### Information shown
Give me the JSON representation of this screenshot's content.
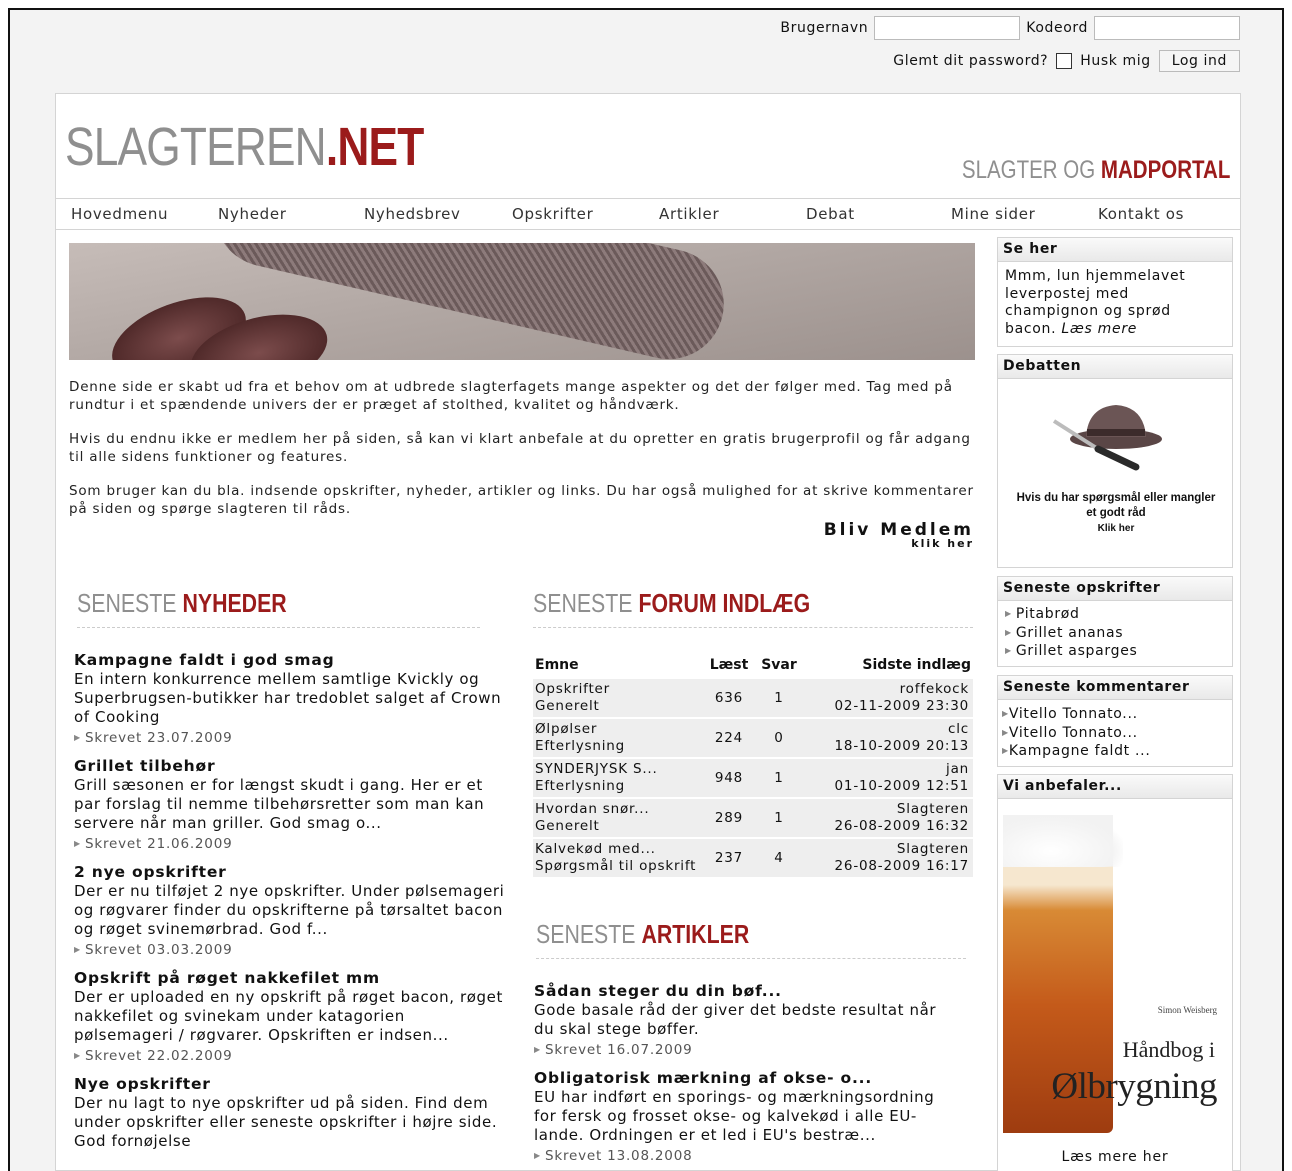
{
  "login": {
    "username_label": "Brugernavn",
    "password_label": "Kodeord",
    "forgot": "Glemt dit password?",
    "remember": "Husk mig",
    "button": "Log ind"
  },
  "header": {
    "logo_part1": "SLAGTEREN",
    "logo_part2": ".NET",
    "tagline_part1": "SLAGTER OG ",
    "tagline_part2": "MADPORTAL"
  },
  "nav": [
    "Hovedmenu",
    "Nyheder",
    "Nyhedsbrev",
    "Opskrifter",
    "Artikler",
    "Debat",
    "Mine sider",
    "Kontakt os"
  ],
  "intro": {
    "p1": "Denne side er skabt ud fra et behov om at udbrede slagterfagets mange aspekter og det der følger med. Tag med på rundtur i et spændende univers der er præget af stolthed, kvalitet og håndværk.",
    "p2": "Hvis du endnu ikke er medlem her på siden, så kan vi klart anbefale at du opretter en gratis brugerprofil og får adgang til alle sidens funktioner og features.",
    "p3": "Som bruger kan du bla. indsende opskrifter, nyheder, artikler og links. Du har også mulighed for at skrive kommentarer på siden og spørge slagteren til råds.",
    "cta": "Bliv Medlem",
    "cta_sub": "klik her"
  },
  "news": {
    "heading_grey": "SENESTE ",
    "heading_red": "NYHEDER",
    "items": [
      {
        "title": "Kampagne faldt i god smag",
        "text": "En intern konkurrence mellem samtlige Kvickly og Superbrugsen-butikker har tredoblet salget af Crown of Cooking",
        "date": "Skrevet 23.07.2009"
      },
      {
        "title": "Grillet tilbehør",
        "text": "Grill sæsonen er for længst skudt i gang. Her er et par forslag til nemme tilbehørsretter som man kan servere når man griller. God smag o...",
        "date": "Skrevet 21.06.2009"
      },
      {
        "title": "2 nye opskrifter",
        "text": "Der er nu tilføjet 2 nye opskrifter. Under pølsemageri og røgvarer finder du opskrifterne på tørsaltet bacon og røget svinemørbrad. God f...",
        "date": "Skrevet 03.03.2009"
      },
      {
        "title": "Opskrift på røget nakkefilet mm",
        "text": "Der er uploaded en ny opskrift på røget bacon, røget nakkefilet og svinekam under katagorien pølsemageri / røgvarer. Opskriften er indsen...",
        "date": "Skrevet 22.02.2009"
      },
      {
        "title": "Nye opskrifter",
        "text": "Der nu lagt to nye opskrifter ud på siden. Find dem under opskrifter eller seneste opskrifter i højre side. God fornøjelse",
        "date": ""
      }
    ]
  },
  "forum": {
    "heading_grey": "SENESTE ",
    "heading_red": "FORUM INDLÆG",
    "columns": [
      "Emne",
      "Læst",
      "Svar",
      "Sidste indlæg"
    ],
    "rows": [
      {
        "topic": "Opskrifter",
        "category": "Generelt",
        "read": "636",
        "replies": "1",
        "user": "roffekock",
        "date": "02-11-2009 23:30"
      },
      {
        "topic": "Ølpølser",
        "category": "Efterlysning",
        "read": "224",
        "replies": "0",
        "user": "clc",
        "date": "18-10-2009 20:13"
      },
      {
        "topic": "SYNDERJYSK S...",
        "category": "Efterlysning",
        "read": "948",
        "replies": "1",
        "user": "jan",
        "date": "01-10-2009 12:51"
      },
      {
        "topic": "Hvordan snør...",
        "category": "Generelt",
        "read": "289",
        "replies": "1",
        "user": "Slagteren",
        "date": "26-08-2009 16:32"
      },
      {
        "topic": "Kalvekød med...",
        "category": "Spørgsmål til opskrift",
        "read": "237",
        "replies": "4",
        "user": "Slagteren",
        "date": "26-08-2009 16:17"
      }
    ]
  },
  "articles": {
    "heading_grey": "SENESTE ",
    "heading_red": "ARTIKLER",
    "items": [
      {
        "title": "Sådan steger du din bøf...",
        "text": "Gode basale råd der giver det bedste resultat når du skal stege bøffer.",
        "date": "Skrevet 16.07.2009"
      },
      {
        "title": "Obligatorisk mærkning af okse- o...",
        "text": "EU har indført en sporings- og mærkningsordning for fersk og frosset okse- og kalvekød i alle EU-lande. Ordningen er et led i EU's bestræ...",
        "date": "Skrevet 13.08.2008"
      }
    ]
  },
  "sidebar": {
    "se_her": {
      "title": "Se her",
      "text": "Mmm, lun hjemmelavet leverpostej med champignon og sprød bacon. ",
      "link": "Læs mere"
    },
    "debatten": {
      "title": "Debatten",
      "caption": "Hvis du har spørgsmål eller mangler et godt råd",
      "caption_sub": "Klik her"
    },
    "recipes": {
      "title": "Seneste opskrifter",
      "items": [
        "Pitabrød",
        "Grillet ananas",
        "Grillet asparges"
      ]
    },
    "comments": {
      "title": "Seneste kommentarer",
      "items": [
        "Vitello Tonnato...",
        "Vitello Tonnato...",
        "Kampagne faldt ..."
      ]
    },
    "recommend": {
      "title": "Vi anbefaler...",
      "book_author": "Simon Weisberg",
      "book_title1": "Håndbog i",
      "book_title2": "Ølbrygning",
      "link": "Læs mere her"
    }
  }
}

### Problem requirements
Filter out all lines lacking the word "Skrevet" and copy the rest.

### Answer for this exercise
        "date": "Skrevet 23.07.2009"
        "date": "Skrevet 21.06.2009"
        "date": "Skrevet 03.03.2009"
        "date": "Skrevet 22.02.2009"
        "date": "Skrevet 16.07.2009"
        "date": "Skrevet 13.08.2008"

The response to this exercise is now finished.